[Spatial layout entries]

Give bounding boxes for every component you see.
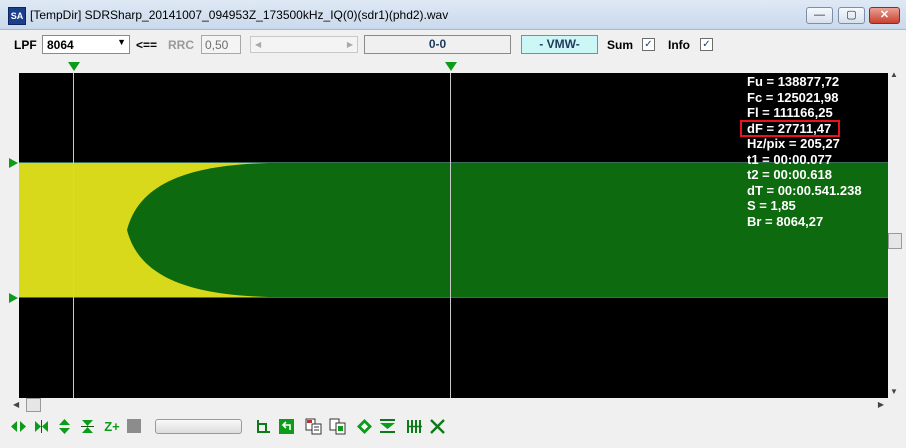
top-toolbar: LPF 8064 ▼ <== RRC 0,50 ◀ ▶ 0-0 - VMW- S… bbox=[0, 30, 906, 62]
stop-icon[interactable] bbox=[127, 419, 141, 433]
bottom-toolbar: Z+ bbox=[0, 412, 906, 448]
minimize-button[interactable]: — bbox=[806, 7, 833, 24]
marker-t1-icon[interactable] bbox=[68, 62, 80, 71]
lpf-label: LPF bbox=[14, 38, 37, 52]
lpf-value: 8064 bbox=[47, 38, 74, 52]
info-hz-per-pix: Hz/pix = 205,27 bbox=[747, 136, 840, 151]
info-label: Info bbox=[668, 38, 690, 52]
range-display: 0-0 bbox=[364, 35, 511, 54]
chevron-down-icon[interactable]: ▼ bbox=[117, 37, 126, 47]
scroll-left-icon[interactable]: ◀ bbox=[255, 40, 261, 49]
sum-label: Sum bbox=[607, 38, 634, 52]
zoom-plus-icon[interactable]: Z+ bbox=[101, 417, 123, 436]
maximize-button[interactable]: ▢ bbox=[838, 7, 865, 24]
copy-image-icon[interactable] bbox=[328, 417, 347, 436]
info-s: S = 1,85 bbox=[747, 198, 796, 213]
rrc-label: RRC bbox=[168, 38, 194, 52]
title-bar: SA [TempDir] SDRSharp_20141007_094953Z_1… bbox=[0, 0, 906, 30]
window-title: [TempDir] SDRSharp_20141007_094953Z_1735… bbox=[30, 8, 449, 22]
info-fl: Fl = 111166,25 bbox=[747, 105, 833, 120]
marker-t2-icon[interactable] bbox=[445, 62, 457, 71]
bars-icon[interactable] bbox=[405, 417, 424, 436]
scroll-right-icon[interactable]: ▶ bbox=[878, 400, 884, 409]
lpf-select[interactable]: 8064 ▼ bbox=[42, 35, 130, 54]
scroll-down-icon[interactable]: ▼ bbox=[890, 387, 898, 396]
diamond-icon[interactable] bbox=[355, 417, 374, 436]
info-t2: t2 = 00:00.618 bbox=[747, 167, 832, 182]
info-fc: Fc = 125021,98 bbox=[747, 89, 839, 105]
scroll-right-icon[interactable]: ▶ bbox=[347, 40, 353, 49]
expand-vertical-icon[interactable] bbox=[55, 417, 74, 436]
apply-arrow-button[interactable]: <== bbox=[136, 38, 157, 52]
expand-horizontal-icon[interactable] bbox=[9, 417, 28, 436]
cross-icon[interactable] bbox=[428, 417, 447, 436]
info-fu: Fu = 138877,72 bbox=[747, 74, 840, 89]
copy-text-icon[interactable] bbox=[304, 417, 323, 436]
collapse-vertical-icon[interactable] bbox=[78, 417, 97, 436]
close-button[interactable]: ✕ bbox=[869, 7, 900, 24]
app-icon: SA bbox=[8, 7, 26, 25]
rrc-slider[interactable]: ◀ ▶ bbox=[250, 36, 358, 53]
vertical-scroll-thumb[interactable] bbox=[888, 233, 902, 249]
marker-fu-icon[interactable] bbox=[9, 158, 18, 168]
info-checkbox[interactable]: ✓ bbox=[700, 38, 713, 51]
undo-icon[interactable] bbox=[277, 417, 296, 436]
scroll-left-icon[interactable]: ◀ bbox=[13, 400, 19, 409]
info-df-highlighted: dF = 27711,47 bbox=[740, 119, 840, 137]
collapse-horizontal-icon[interactable] bbox=[32, 417, 51, 436]
horizontal-scrollbar[interactable]: ◀ ▶ bbox=[9, 398, 887, 412]
marker-fl-icon[interactable] bbox=[9, 293, 18, 303]
info-br: Br = 8064,27 bbox=[747, 213, 824, 229]
info-dt: dT = 00:00.541.238 bbox=[747, 182, 862, 198]
info-panel: Fu = 138877,72 Fc = 125021,98 Fl = 11116… bbox=[740, 74, 886, 229]
vertical-scrollbar[interactable]: ▲ ▼ bbox=[888, 70, 902, 398]
info-t1: t1 = 00:00.077 bbox=[747, 151, 832, 167]
baseline-icon[interactable] bbox=[254, 417, 273, 436]
bottom-slider[interactable] bbox=[155, 419, 242, 434]
horizontal-scroll-thumb[interactable] bbox=[26, 398, 41, 412]
mode-display[interactable]: - VMW- bbox=[521, 35, 598, 54]
sum-checkbox[interactable]: ✓ bbox=[642, 38, 655, 51]
scroll-up-icon[interactable]: ▲ bbox=[890, 70, 898, 79]
rrc-input[interactable]: 0,50 bbox=[201, 35, 241, 54]
filter-icon[interactable] bbox=[378, 417, 397, 436]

[What you will do] Copy the material again, swapping each "scroll-left-icon" for "arrow-left-icon" and changing nothing else, and omit the pictures.

[Solution]
Give bounding boxes for every component you see.
top-toolbar: LPF 8064 ▼ <== RRC 0,50 ◀ ▶ 0-0 - VMW- S… bbox=[0, 30, 906, 62]
stop-icon[interactable] bbox=[127, 419, 141, 433]
bottom-toolbar: Z+ bbox=[0, 412, 906, 448]
minimize-button[interactable]: — bbox=[806, 7, 833, 24]
marker-t1-icon[interactable] bbox=[68, 62, 80, 71]
lpf-label: LPF bbox=[14, 38, 37, 52]
lpf-value: 8064 bbox=[47, 38, 74, 52]
info-hz-per-pix: Hz/pix = 205,27 bbox=[747, 136, 840, 151]
info-label: Info bbox=[668, 38, 690, 52]
range-display: 0-0 bbox=[364, 35, 511, 54]
chevron-down-icon[interactable]: ▼ bbox=[117, 37, 126, 47]
arrow-left-icon[interactable]: ◀ bbox=[255, 40, 261, 49]
sum-label: Sum bbox=[607, 38, 634, 52]
zoom-plus-icon[interactable]: Z+ bbox=[101, 417, 123, 436]
maximize-button[interactable]: ▢ bbox=[838, 7, 865, 24]
copy-image-icon[interactable] bbox=[328, 417, 347, 436]
info-s: S = 1,85 bbox=[747, 198, 796, 213]
rrc-label: RRC bbox=[168, 38, 194, 52]
title-bar: SA [TempDir] SDRSharp_20141007_094953Z_1… bbox=[0, 0, 906, 30]
window-title: [TempDir] SDRSharp_20141007_094953Z_1735… bbox=[30, 8, 449, 22]
info-fl: Fl = 111166,25 bbox=[747, 105, 833, 120]
marker-t2-icon[interactable] bbox=[445, 62, 457, 71]
bars-icon[interactable] bbox=[405, 417, 424, 436]
scroll-right-icon[interactable]: ▶ bbox=[878, 400, 884, 409]
lpf-select[interactable]: 8064 ▼ bbox=[42, 35, 130, 54]
scroll-down-icon[interactable]: ▼ bbox=[890, 387, 898, 396]
diamond-icon[interactable] bbox=[355, 417, 374, 436]
info-t2: t2 = 00:00.618 bbox=[747, 167, 832, 182]
info-fc: Fc = 125021,98 bbox=[747, 89, 839, 105]
scroll-right-icon[interactable]: ▶ bbox=[347, 40, 353, 49]
expand-vertical-icon[interactable] bbox=[55, 417, 74, 436]
apply-arrow-button[interactable]: <== bbox=[136, 38, 157, 52]
expand-horizontal-icon[interactable] bbox=[9, 417, 28, 436]
cross-icon[interactable] bbox=[428, 417, 447, 436]
info-fu: Fu = 138877,72 bbox=[747, 74, 840, 89]
copy-text-icon[interactable] bbox=[304, 417, 323, 436]
collapse-vertical-icon[interactable] bbox=[78, 417, 97, 436]
close-button[interactable]: ✕ bbox=[869, 7, 900, 24]
app-icon: SA bbox=[8, 7, 26, 25]
rrc-slider[interactable]: ◀ ▶ bbox=[250, 36, 358, 53]
vertical-scroll-thumb[interactable] bbox=[888, 233, 902, 249]
marker-fu-icon[interactable] bbox=[9, 158, 18, 168]
info-checkbox[interactable]: ✓ bbox=[700, 38, 713, 51]
undo-icon[interactable] bbox=[277, 417, 296, 436]
arrow-left-icon[interactable]: ◀ bbox=[13, 400, 19, 409]
info-df-highlighted: dF = 27711,47 bbox=[740, 119, 840, 137]
collapse-horizontal-icon[interactable] bbox=[32, 417, 51, 436]
horizontal-scrollbar[interactable]: ◀ ▶ bbox=[9, 398, 887, 412]
marker-fl-icon[interactable] bbox=[9, 293, 18, 303]
info-br: Br = 8064,27 bbox=[747, 213, 824, 229]
info-dt: dT = 00:00.541.238 bbox=[747, 182, 862, 198]
info-panel: Fu = 138877,72 Fc = 125021,98 Fl = 11116… bbox=[740, 74, 886, 229]
vertical-scrollbar[interactable]: ▲ ▼ bbox=[888, 70, 902, 398]
info-t1: t1 = 00:00.077 bbox=[747, 151, 832, 167]
baseline-icon[interactable] bbox=[254, 417, 273, 436]
bottom-slider[interactable] bbox=[155, 419, 242, 434]
horizontal-scroll-thumb[interactable] bbox=[26, 398, 41, 412]
mode-display[interactable]: - VMW- bbox=[521, 35, 598, 54]
sum-checkbox[interactable]: ✓ bbox=[642, 38, 655, 51]
scroll-up-icon[interactable]: ▲ bbox=[890, 70, 898, 79]
rrc-input[interactable]: 0,50 bbox=[201, 35, 241, 54]
filter-icon[interactable] bbox=[378, 417, 397, 436]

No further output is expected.